> Information shown
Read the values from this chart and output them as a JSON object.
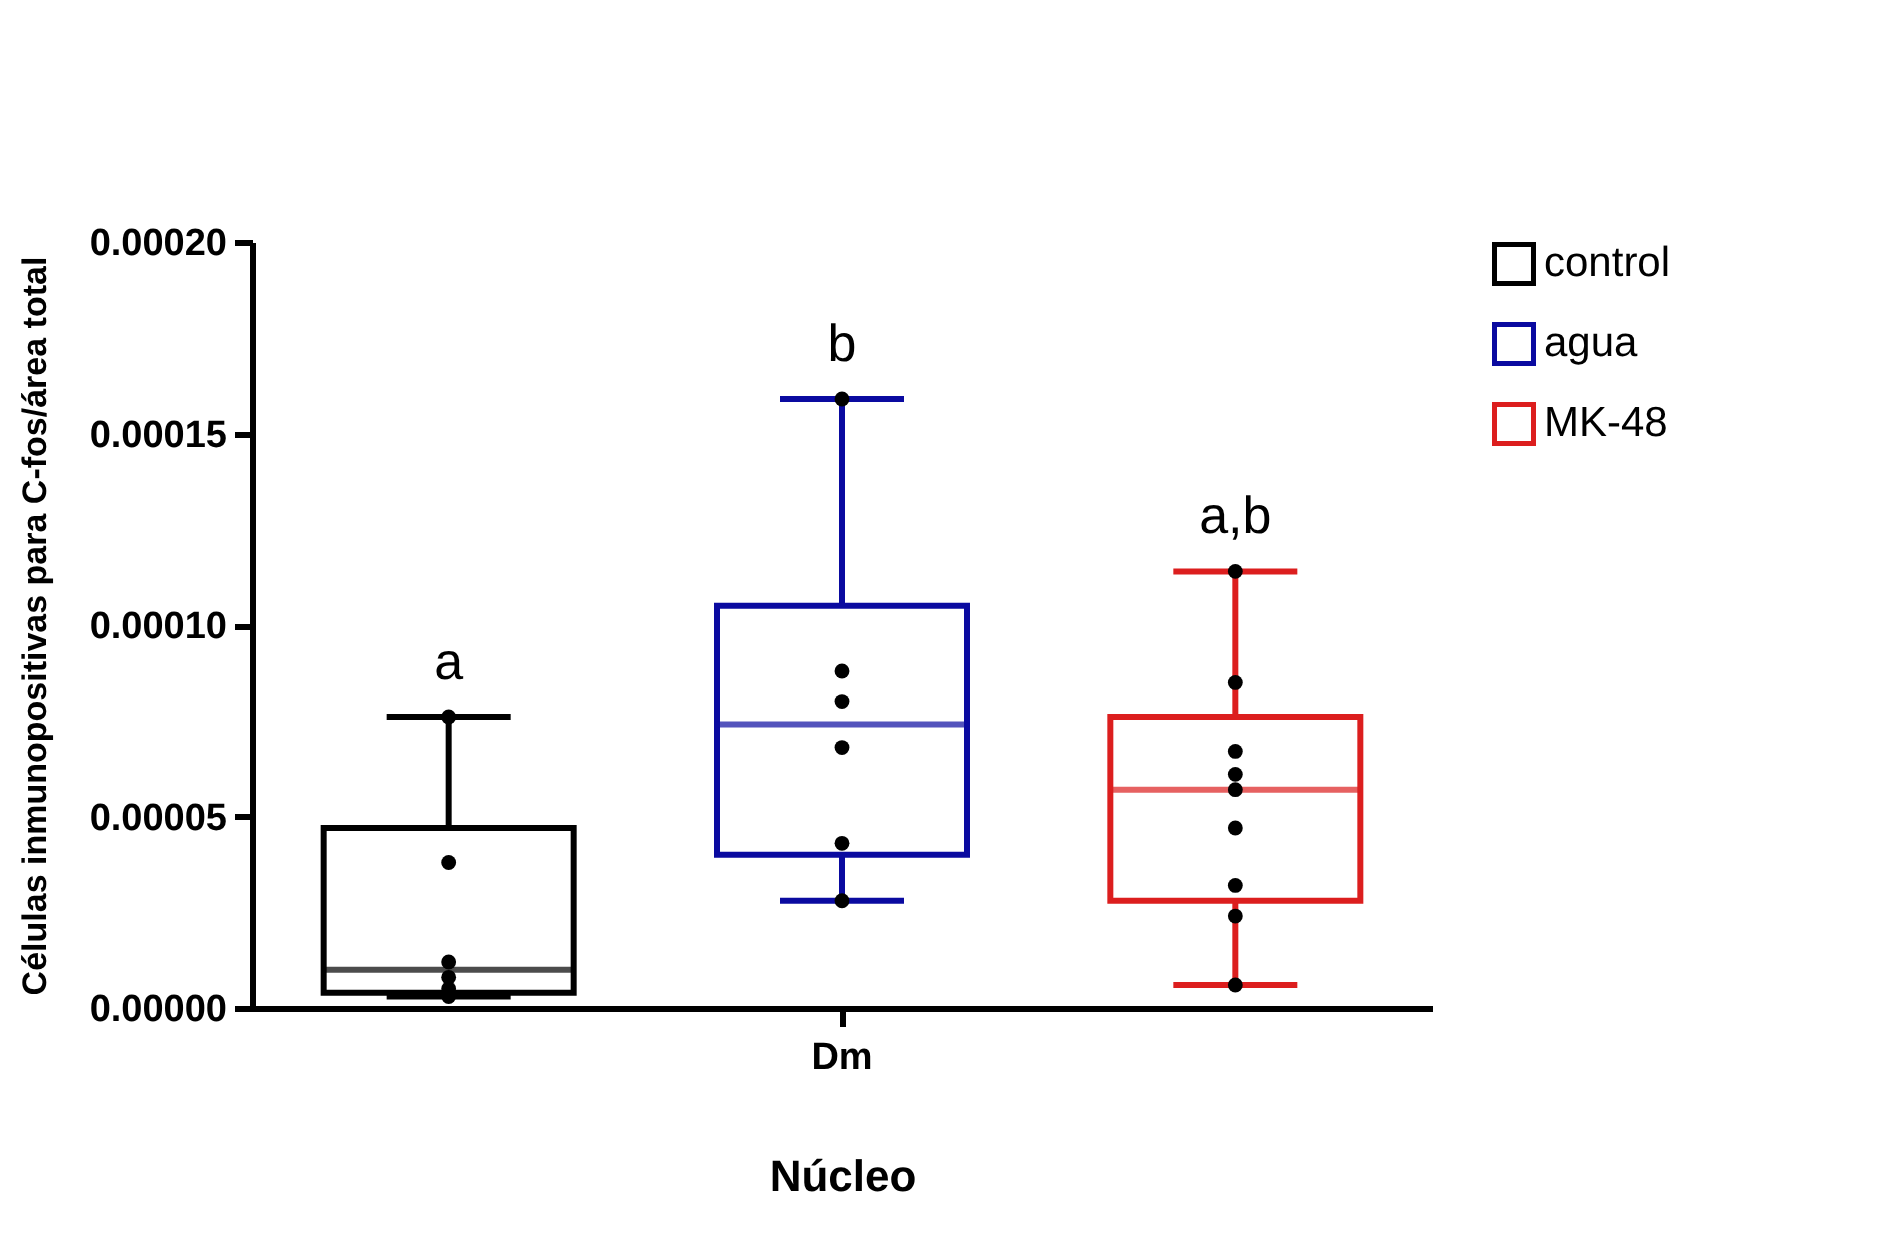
{
  "chart_data": {
    "type": "box",
    "xlabel": "Núcleo",
    "ylabel": "Células inmunopositivas para C-fos/área total",
    "categories": [
      "Dm"
    ],
    "ylim": [
      0,
      0.0002
    ],
    "yticks": [
      {
        "value": 0,
        "label": "0.00000"
      },
      {
        "value": 5e-05,
        "label": "0.00005"
      },
      {
        "value": 0.0001,
        "label": "0.00010"
      },
      {
        "value": 0.00015,
        "label": "0.00015"
      },
      {
        "value": 0.0002,
        "label": "0.00020"
      }
    ],
    "grid": false,
    "legend": "top right",
    "marker": "circle",
    "series": [
      {
        "name": "control",
        "color": "#000000",
        "boxes": [
          {
            "low": 3e-06,
            "q1": 4e-06,
            "median": 1e-05,
            "q3": 4.7e-05,
            "high": 7.6e-05,
            "outliers": [
              7.6e-05,
              3.8e-05,
              1.2e-05,
              8e-06,
              5e-06,
              3e-06
            ]
          }
        ]
      },
      {
        "name": "agua",
        "color": "#0a0aa0",
        "boxes": [
          {
            "low": 2.8e-05,
            "q1": 4e-05,
            "median": 7.4e-05,
            "q3": 0.000105,
            "high": 0.000159,
            "outliers": [
              0.000159,
              8.8e-05,
              8e-05,
              6.8e-05,
              4.3e-05,
              2.8e-05
            ]
          }
        ]
      },
      {
        "name": "MK-48",
        "color": "#dc1e1e",
        "boxes": [
          {
            "low": 6e-06,
            "q1": 2.8e-05,
            "median": 5.7e-05,
            "q3": 7.6e-05,
            "high": 0.000114,
            "outliers": [
              0.000114,
              8.5e-05,
              6.7e-05,
              6.1e-05,
              5.7e-05,
              4.7e-05,
              3.2e-05,
              2.4e-05,
              6e-06
            ]
          }
        ]
      }
    ],
    "annotations": [
      "a",
      "b",
      "a,b"
    ]
  }
}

> Objective
Copy whichever lines in the listing above contain the word "median".

> Worked solution
            "median": 1e-05,
            "median": 7.4e-05,
            "median": 5.7e-05,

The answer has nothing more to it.